Exercise objective -
Copy each line of the material below that includes the string "вопросы".

Available records -
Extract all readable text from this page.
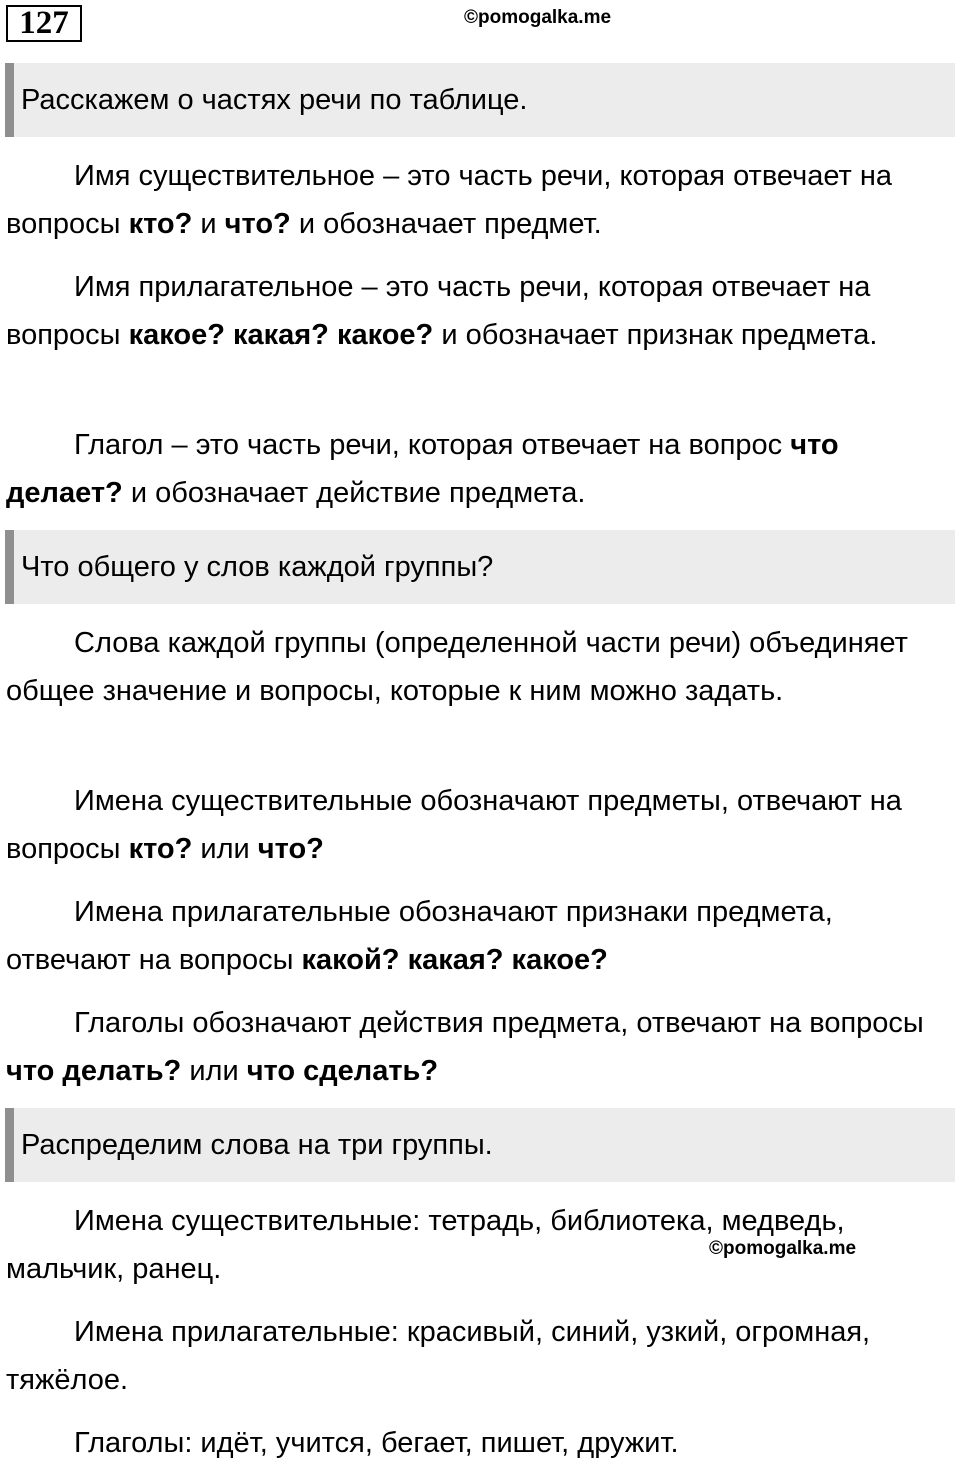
127	©pomogalka.me
Расскажем о частях речи по таблице.

Имя существительное – это часть речи, которая отвечает на вопросы кто? и что? и обозначает предмет.

Имя прилагательное – это часть речи, которая отвечает на вопросы какое? какая? какое? и обозначает признак предмета.

Глагол – это часть речи, которая отвечает на вопрос что делает? и обозначает действие предмета.

Что общего у слов каждой группы?

Слова каждой группы (определенной части речи) объединяет общее значение и вопросы, которые к ним можно задать.

Имена существительные обозначают предметы, отвечают на вопросы кто? или что?

Имена прилагательные обозначают признаки предмета, отвечают на вопросы какой? какая? какое?

Глаголы обозначают действия предмета, отвечают на вопросы что делать? или что сделать?

Распределим слова на три группы.

Имена существительные: тетрадь, библиотека, медведь, мальчик, ранец.

©pomogalka.me

Имена прилагательные: красивый, синий, узкий, огромная, тяжёлое.

Глаголы: идёт, учится, бегает, пишет, дружит.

Answer below -
Имя существительное – это часть речи, которая отвечает на вопросы кто? и что? и обозначает предмет.
Имя прилагательное – это часть речи, которая отвечает на вопросы какое? какая? какое? и обозначает признак предмета.
Слова каждой группы (определенной части речи) объединяет общее значение и вопросы, которые к ним можно задать.
Имена существительные обозначают предметы, отвечают на вопросы кто? или что?
Имена прилагательные обозначают признаки предмета, отвечают на вопросы какой? какая? какое?
Глаголы обозначают действия предмета, отвечают на вопросы что делать? или что сделать?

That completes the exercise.